_WHAT IS REQUIRED_: Please return the full listing below without altering anything.

_SUPPLIED MATERIAL_:
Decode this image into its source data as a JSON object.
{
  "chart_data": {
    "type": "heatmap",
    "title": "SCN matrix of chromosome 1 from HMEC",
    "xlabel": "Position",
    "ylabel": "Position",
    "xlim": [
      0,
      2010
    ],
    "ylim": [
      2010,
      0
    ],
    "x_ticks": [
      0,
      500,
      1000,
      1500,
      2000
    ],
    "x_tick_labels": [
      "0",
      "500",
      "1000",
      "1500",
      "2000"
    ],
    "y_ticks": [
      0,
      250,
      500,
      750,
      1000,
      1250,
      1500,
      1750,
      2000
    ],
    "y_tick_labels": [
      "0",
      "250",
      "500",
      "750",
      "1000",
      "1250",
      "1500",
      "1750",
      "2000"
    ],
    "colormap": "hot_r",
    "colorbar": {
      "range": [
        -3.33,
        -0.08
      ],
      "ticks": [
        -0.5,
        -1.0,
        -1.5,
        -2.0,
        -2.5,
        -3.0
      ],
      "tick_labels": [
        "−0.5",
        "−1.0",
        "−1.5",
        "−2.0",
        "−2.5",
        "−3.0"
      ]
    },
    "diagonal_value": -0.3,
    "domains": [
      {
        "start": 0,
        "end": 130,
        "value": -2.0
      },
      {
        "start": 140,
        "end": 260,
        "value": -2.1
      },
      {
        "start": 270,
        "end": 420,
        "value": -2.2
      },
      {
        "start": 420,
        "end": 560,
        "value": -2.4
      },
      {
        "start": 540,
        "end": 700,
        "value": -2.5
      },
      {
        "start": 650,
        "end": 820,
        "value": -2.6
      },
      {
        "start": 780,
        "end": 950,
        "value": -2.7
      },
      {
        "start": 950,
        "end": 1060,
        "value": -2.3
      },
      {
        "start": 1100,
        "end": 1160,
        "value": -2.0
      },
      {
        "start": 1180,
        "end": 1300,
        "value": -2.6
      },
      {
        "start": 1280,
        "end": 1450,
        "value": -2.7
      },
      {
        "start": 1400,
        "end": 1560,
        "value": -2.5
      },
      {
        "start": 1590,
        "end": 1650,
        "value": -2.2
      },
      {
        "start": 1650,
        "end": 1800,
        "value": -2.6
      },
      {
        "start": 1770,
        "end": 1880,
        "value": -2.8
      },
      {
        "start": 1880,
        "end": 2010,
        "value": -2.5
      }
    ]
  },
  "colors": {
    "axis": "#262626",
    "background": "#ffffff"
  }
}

_WRITTEN ANSWER_:
Decode this image into its source data as a JSON object.
{
  "chart_data": {
    "type": "heatmap",
    "title": "SCN matrix of chromosome 1 from HMEC",
    "xlabel": "Position",
    "ylabel": "Position",
    "xlim": [
      0,
      2010
    ],
    "ylim": [
      2010,
      0
    ],
    "x_ticks": [
      0,
      500,
      1000,
      1500,
      2000
    ],
    "x_tick_labels": [
      "0",
      "500",
      "1000",
      "1500",
      "2000"
    ],
    "y_ticks": [
      0,
      250,
      500,
      750,
      1000,
      1250,
      1500,
      1750,
      2000
    ],
    "y_tick_labels": [
      "0",
      "250",
      "500",
      "750",
      "1000",
      "1250",
      "1500",
      "1750",
      "2000"
    ],
    "colormap": "hot_r",
    "colorbar": {
      "range": [
        -3.33,
        -0.08
      ],
      "ticks": [
        -0.5,
        -1.0,
        -1.5,
        -2.0,
        -2.5,
        -3.0
      ],
      "tick_labels": [
        "−0.5",
        "−1.0",
        "−1.5",
        "−2.0",
        "−2.5",
        "−3.0"
      ]
    },
    "diagonal_value": -0.3,
    "domains": [
      {
        "start": 0,
        "end": 130,
        "value": -2.0
      },
      {
        "start": 140,
        "end": 260,
        "value": -2.1
      },
      {
        "start": 270,
        "end": 420,
        "value": -2.2
      },
      {
        "start": 420,
        "end": 560,
        "value": -2.4
      },
      {
        "start": 540,
        "end": 700,
        "value": -2.5
      },
      {
        "start": 650,
        "end": 820,
        "value": -2.6
      },
      {
        "start": 780,
        "end": 950,
        "value": -2.7
      },
      {
        "start": 950,
        "end": 1060,
        "value": -2.3
      },
      {
        "start": 1100,
        "end": 1160,
        "value": -2.0
      },
      {
        "start": 1180,
        "end": 1300,
        "value": -2.6
      },
      {
        "start": 1280,
        "end": 1450,
        "value": -2.7
      },
      {
        "start": 1400,
        "end": 1560,
        "value": -2.5
      },
      {
        "start": 1590,
        "end": 1650,
        "value": -2.2
      },
      {
        "start": 1650,
        "end": 1800,
        "value": -2.6
      },
      {
        "start": 1770,
        "end": 1880,
        "value": -2.8
      },
      {
        "start": 1880,
        "end": 2010,
        "value": -2.5
      }
    ]
  },
  "colors": {
    "axis": "#262626",
    "background": "#ffffff"
  }
}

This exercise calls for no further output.